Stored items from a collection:
================================
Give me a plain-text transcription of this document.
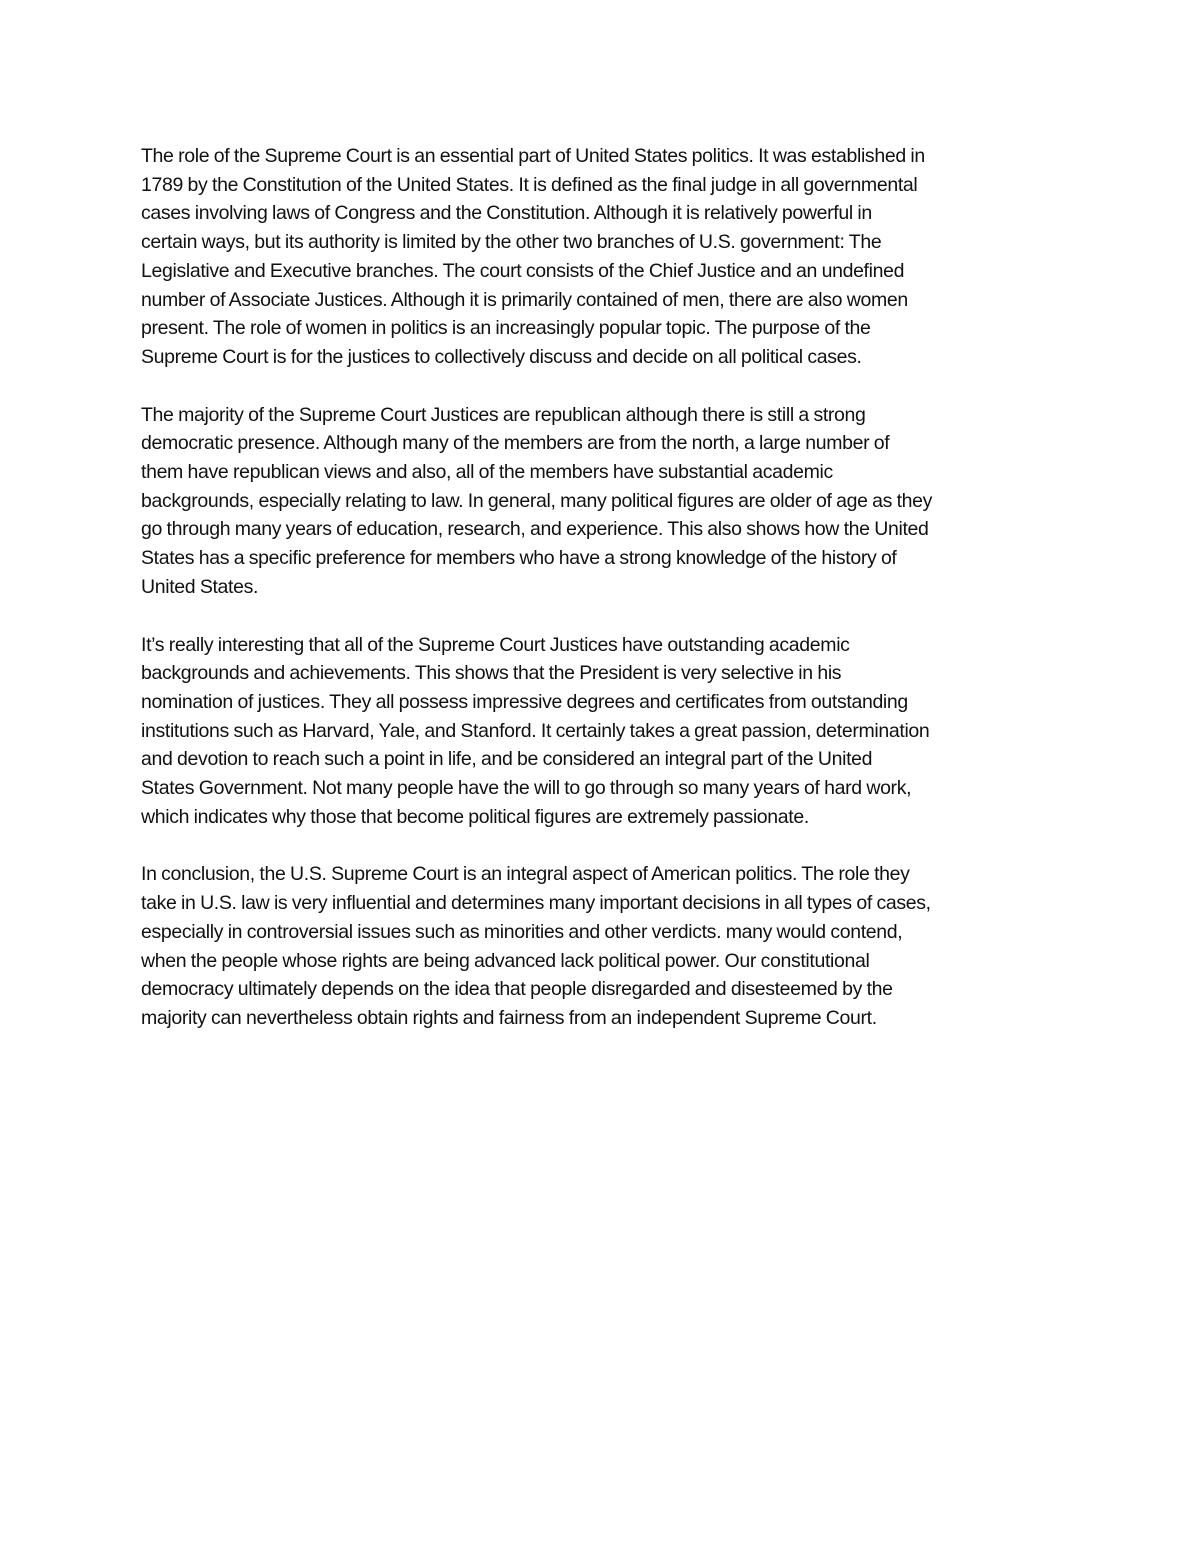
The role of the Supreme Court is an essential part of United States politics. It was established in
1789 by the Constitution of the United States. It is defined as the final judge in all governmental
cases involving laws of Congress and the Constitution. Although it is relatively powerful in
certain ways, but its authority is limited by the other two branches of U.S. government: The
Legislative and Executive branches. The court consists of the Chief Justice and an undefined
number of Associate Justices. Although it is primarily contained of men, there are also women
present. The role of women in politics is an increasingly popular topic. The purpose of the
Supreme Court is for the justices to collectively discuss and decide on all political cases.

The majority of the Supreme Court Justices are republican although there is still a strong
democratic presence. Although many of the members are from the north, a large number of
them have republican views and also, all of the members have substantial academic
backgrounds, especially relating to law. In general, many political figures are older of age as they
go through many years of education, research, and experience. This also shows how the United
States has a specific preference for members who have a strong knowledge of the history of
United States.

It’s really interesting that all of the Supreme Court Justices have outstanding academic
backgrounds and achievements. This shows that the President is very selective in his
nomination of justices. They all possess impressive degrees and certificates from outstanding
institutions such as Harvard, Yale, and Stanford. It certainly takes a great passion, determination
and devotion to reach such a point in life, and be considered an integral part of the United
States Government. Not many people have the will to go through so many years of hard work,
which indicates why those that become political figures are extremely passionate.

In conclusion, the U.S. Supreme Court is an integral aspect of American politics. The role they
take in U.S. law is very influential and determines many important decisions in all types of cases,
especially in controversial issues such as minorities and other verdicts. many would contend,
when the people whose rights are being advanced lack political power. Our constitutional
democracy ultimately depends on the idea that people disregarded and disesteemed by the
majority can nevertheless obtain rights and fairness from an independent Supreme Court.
================================
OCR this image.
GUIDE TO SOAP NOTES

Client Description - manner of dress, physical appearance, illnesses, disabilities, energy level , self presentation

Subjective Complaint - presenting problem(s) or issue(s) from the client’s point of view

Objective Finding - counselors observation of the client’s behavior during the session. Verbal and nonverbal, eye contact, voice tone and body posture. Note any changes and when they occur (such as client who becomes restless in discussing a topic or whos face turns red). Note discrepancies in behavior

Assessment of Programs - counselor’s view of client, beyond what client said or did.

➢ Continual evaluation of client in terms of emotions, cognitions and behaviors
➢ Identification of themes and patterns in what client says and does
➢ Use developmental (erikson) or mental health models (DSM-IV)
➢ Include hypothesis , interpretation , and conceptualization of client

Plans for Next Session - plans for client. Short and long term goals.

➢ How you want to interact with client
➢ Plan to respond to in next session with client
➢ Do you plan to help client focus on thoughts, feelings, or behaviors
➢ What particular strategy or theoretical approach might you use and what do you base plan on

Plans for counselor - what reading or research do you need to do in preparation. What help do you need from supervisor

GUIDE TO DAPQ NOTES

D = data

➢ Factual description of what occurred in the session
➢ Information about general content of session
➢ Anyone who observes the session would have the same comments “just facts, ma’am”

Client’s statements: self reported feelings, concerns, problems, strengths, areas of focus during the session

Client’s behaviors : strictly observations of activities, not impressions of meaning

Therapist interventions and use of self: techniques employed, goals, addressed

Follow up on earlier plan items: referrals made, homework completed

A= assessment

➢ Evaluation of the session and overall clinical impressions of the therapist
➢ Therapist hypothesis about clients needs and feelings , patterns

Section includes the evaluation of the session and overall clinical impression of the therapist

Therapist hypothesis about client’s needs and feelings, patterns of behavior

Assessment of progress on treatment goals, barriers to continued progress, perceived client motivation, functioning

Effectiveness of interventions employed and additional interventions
================================
__Exercise details__. Show every line that contains the word "employed".

__The completed task__.
Therapist interventions and use of self: techniques employed, goals, addressed
Effectiveness of interventions employed and additional interventions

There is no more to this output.